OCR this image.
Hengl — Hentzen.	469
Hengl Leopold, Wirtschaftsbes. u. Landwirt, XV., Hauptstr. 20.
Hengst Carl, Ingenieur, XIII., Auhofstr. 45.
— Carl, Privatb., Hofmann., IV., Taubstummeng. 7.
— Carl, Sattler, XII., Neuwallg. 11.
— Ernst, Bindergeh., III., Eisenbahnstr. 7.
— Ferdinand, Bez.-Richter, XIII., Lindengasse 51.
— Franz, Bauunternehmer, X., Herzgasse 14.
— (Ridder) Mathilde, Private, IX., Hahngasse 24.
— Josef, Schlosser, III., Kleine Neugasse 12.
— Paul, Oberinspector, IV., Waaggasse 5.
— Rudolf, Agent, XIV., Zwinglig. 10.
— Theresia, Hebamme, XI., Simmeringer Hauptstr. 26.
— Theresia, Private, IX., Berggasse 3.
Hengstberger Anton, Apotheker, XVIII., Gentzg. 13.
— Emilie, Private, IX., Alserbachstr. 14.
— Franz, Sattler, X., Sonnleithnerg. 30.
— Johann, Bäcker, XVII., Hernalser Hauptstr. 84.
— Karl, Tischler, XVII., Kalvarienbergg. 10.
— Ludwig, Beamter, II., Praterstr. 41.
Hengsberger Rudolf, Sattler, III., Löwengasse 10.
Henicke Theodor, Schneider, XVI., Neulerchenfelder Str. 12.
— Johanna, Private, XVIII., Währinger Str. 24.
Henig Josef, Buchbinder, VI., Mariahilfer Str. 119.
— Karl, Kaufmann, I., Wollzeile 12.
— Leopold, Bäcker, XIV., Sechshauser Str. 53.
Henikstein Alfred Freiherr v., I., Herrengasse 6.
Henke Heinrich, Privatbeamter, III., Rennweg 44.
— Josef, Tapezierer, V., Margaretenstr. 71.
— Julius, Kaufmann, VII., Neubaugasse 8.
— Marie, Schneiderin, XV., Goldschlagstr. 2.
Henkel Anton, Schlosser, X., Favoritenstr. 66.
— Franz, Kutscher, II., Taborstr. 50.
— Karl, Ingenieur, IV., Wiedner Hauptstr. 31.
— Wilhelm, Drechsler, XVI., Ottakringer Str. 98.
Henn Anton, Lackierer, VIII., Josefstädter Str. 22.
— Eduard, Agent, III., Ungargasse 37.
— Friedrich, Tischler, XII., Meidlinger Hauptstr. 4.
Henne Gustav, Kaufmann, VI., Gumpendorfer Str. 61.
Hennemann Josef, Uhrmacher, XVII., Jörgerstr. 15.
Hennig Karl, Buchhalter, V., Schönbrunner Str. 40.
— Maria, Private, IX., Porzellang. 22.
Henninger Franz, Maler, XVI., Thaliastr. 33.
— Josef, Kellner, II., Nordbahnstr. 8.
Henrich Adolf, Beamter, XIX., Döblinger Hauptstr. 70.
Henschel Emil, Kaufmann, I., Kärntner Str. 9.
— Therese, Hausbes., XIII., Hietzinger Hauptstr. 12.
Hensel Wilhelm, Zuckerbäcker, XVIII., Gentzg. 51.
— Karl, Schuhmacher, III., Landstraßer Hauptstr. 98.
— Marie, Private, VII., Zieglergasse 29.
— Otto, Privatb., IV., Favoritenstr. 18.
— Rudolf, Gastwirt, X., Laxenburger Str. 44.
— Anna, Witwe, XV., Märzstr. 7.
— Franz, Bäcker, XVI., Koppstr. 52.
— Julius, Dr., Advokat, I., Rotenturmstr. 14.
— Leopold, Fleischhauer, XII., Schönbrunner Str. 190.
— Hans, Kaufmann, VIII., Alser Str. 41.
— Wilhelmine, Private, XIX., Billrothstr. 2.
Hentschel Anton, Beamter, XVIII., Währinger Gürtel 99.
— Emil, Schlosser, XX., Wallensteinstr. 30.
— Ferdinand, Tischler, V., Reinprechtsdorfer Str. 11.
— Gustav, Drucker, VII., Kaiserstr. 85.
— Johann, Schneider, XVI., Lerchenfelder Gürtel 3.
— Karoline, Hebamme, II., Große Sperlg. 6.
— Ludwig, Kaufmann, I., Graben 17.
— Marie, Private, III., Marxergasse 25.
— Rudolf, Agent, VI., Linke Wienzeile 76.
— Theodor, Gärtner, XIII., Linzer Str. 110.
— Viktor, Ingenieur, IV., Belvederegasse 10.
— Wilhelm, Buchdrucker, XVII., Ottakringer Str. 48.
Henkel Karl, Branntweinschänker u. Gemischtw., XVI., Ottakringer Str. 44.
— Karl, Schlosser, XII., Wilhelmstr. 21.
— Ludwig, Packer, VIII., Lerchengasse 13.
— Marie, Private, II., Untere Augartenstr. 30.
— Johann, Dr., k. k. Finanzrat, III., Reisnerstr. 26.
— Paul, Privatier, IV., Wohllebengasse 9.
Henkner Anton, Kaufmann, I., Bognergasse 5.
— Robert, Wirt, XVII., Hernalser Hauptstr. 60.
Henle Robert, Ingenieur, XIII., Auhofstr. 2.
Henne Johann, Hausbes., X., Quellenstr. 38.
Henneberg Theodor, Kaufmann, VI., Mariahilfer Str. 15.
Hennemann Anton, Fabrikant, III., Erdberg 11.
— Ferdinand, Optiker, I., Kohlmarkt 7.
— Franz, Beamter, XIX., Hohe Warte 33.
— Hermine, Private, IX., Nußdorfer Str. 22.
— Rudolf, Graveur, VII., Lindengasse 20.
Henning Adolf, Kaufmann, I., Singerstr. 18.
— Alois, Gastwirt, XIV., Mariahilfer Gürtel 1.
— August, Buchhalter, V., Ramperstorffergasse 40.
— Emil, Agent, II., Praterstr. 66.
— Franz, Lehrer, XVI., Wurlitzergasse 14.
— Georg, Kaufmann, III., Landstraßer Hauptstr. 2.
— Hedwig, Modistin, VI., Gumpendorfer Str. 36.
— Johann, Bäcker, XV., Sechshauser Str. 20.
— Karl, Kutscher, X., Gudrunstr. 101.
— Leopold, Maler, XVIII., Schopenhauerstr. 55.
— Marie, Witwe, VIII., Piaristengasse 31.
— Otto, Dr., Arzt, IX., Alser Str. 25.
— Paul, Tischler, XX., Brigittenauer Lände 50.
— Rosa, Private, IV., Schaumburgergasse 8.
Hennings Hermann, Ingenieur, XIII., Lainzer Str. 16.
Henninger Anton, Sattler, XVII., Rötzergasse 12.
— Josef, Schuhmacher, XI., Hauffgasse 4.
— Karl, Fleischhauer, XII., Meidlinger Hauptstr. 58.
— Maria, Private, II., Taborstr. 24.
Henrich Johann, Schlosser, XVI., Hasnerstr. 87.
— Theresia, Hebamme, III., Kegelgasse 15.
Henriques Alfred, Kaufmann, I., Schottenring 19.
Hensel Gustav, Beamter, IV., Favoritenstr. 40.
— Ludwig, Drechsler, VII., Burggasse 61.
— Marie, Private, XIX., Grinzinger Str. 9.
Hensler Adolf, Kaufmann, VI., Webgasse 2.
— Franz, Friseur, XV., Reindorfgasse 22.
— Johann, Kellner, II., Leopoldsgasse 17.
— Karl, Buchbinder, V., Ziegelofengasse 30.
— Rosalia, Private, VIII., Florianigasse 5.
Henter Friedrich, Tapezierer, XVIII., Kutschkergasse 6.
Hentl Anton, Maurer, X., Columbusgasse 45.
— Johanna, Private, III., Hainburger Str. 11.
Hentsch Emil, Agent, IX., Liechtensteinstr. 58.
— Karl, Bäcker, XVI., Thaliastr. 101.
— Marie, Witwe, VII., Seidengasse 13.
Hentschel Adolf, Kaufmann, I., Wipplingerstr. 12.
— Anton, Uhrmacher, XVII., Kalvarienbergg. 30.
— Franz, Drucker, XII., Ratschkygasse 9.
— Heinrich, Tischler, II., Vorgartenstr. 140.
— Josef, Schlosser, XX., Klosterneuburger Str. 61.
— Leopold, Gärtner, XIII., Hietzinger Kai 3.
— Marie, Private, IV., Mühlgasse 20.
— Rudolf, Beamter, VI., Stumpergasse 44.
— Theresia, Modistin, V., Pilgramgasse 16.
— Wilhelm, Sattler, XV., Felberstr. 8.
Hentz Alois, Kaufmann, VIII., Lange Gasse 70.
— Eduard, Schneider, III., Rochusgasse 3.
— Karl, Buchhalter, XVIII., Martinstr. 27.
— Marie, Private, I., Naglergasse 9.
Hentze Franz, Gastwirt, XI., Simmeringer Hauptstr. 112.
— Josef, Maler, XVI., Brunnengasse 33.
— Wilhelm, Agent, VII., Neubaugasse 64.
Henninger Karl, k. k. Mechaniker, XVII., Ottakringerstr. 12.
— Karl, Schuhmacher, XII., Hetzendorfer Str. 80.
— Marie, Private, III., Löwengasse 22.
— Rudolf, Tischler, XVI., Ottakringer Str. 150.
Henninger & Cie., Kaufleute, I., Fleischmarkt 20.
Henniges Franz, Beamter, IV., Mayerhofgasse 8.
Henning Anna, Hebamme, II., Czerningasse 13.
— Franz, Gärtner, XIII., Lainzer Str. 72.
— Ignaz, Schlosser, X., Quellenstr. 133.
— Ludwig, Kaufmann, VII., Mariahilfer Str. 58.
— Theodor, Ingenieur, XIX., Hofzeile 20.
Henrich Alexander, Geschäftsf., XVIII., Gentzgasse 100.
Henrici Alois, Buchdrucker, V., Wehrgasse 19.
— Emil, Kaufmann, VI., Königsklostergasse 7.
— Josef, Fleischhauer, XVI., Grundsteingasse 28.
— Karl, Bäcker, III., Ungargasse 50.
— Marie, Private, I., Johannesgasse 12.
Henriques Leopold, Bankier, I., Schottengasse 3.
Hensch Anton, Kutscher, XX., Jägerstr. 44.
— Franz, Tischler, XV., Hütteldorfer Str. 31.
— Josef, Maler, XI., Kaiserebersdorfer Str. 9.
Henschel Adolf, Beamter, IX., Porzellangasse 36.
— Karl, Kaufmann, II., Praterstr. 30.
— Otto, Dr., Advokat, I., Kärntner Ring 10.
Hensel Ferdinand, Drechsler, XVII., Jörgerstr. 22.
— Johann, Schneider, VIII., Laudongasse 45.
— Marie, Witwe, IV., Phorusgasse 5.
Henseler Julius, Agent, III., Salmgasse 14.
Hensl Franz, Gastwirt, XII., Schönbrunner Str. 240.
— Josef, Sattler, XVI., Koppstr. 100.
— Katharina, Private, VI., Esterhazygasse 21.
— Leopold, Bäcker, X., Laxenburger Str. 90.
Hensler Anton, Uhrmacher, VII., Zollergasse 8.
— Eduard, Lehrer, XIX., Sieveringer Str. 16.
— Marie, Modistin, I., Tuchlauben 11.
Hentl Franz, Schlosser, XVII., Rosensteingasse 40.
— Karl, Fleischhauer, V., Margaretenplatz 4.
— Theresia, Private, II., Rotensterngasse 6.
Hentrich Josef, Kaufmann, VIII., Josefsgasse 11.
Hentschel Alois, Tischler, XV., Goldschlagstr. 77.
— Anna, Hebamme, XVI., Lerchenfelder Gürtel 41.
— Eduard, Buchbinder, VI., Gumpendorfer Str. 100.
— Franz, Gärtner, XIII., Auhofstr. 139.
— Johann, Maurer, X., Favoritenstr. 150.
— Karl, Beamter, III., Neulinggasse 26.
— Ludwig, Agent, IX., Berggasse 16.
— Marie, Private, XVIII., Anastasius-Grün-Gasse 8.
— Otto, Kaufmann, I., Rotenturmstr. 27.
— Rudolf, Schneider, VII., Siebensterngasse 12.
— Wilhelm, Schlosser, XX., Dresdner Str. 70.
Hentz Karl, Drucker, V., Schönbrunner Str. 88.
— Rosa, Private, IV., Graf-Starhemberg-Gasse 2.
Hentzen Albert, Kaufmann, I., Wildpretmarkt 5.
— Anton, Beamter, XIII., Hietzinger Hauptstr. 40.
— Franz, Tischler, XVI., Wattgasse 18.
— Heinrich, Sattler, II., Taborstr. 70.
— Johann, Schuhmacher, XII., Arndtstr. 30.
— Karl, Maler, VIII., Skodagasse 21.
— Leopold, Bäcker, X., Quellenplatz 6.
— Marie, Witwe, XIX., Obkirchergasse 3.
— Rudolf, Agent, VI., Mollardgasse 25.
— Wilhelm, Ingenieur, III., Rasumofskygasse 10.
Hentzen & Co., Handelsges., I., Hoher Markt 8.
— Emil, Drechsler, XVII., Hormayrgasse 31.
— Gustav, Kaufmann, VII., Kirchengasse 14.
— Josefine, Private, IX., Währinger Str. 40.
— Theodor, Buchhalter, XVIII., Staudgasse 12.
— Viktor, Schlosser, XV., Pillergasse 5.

▶ _TASK BRIEF_: Show each line of the listing that holds the string "Buchdrucker".

▶ _COMPLETE ANSWER_:
— Wilhelm, Buchdrucker, XVII., Ottakringer Str. 48.
Henrici Alois, Buchdrucker, V., Wehrgasse 19.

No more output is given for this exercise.